• [Work required]:
In the listing below, identify each line with the word "coordinate" and return those lines.

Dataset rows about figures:

• • •

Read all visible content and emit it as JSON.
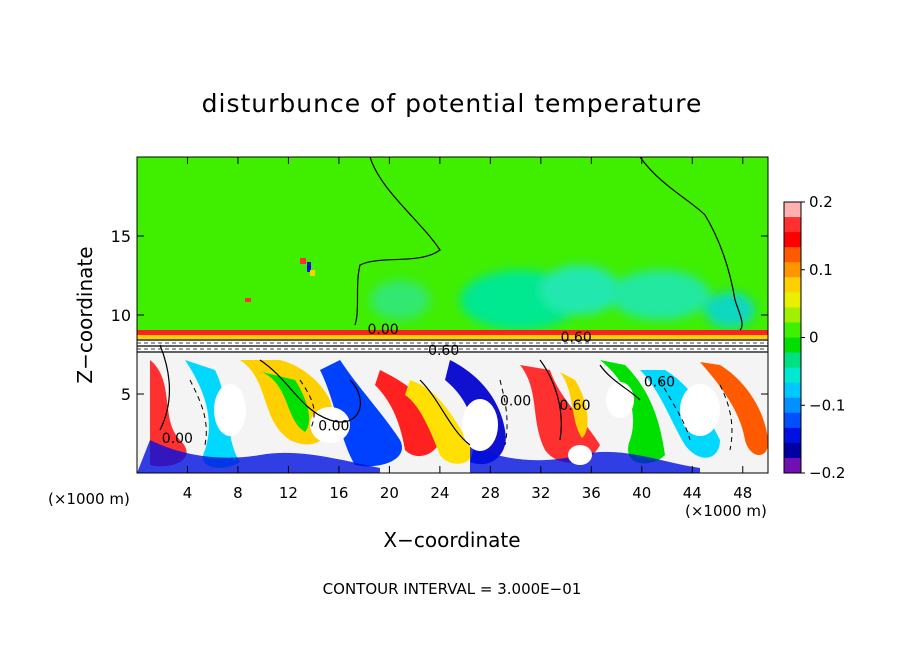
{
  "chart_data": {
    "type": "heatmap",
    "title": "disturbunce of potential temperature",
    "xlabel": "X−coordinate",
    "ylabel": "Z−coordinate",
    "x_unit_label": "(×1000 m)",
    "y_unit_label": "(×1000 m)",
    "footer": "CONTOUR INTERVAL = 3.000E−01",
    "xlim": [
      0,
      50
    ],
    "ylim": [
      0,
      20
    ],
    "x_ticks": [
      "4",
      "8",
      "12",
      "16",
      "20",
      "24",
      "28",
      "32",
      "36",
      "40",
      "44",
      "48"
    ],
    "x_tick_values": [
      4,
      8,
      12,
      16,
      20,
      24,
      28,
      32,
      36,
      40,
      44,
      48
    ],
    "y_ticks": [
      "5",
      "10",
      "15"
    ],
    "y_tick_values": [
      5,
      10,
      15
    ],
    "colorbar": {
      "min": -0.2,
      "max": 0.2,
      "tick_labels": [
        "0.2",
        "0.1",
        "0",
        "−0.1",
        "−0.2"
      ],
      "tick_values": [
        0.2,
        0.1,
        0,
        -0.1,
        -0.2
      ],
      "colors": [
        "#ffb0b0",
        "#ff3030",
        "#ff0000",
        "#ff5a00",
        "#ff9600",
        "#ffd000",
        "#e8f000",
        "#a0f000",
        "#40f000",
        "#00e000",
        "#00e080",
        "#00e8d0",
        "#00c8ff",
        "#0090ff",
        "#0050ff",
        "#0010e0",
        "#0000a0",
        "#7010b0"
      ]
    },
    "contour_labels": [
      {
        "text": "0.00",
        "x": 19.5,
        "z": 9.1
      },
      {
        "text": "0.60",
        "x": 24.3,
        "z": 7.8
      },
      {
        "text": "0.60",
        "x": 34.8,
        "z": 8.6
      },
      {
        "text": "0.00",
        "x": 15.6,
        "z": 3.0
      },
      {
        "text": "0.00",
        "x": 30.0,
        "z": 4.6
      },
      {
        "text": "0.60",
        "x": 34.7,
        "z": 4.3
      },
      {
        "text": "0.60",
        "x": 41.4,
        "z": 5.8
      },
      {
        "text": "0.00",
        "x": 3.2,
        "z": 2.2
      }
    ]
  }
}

• • •

• [Solution for this task]:
    "xlabel": "X−coordinate",
    "ylabel": "Z−coordinate",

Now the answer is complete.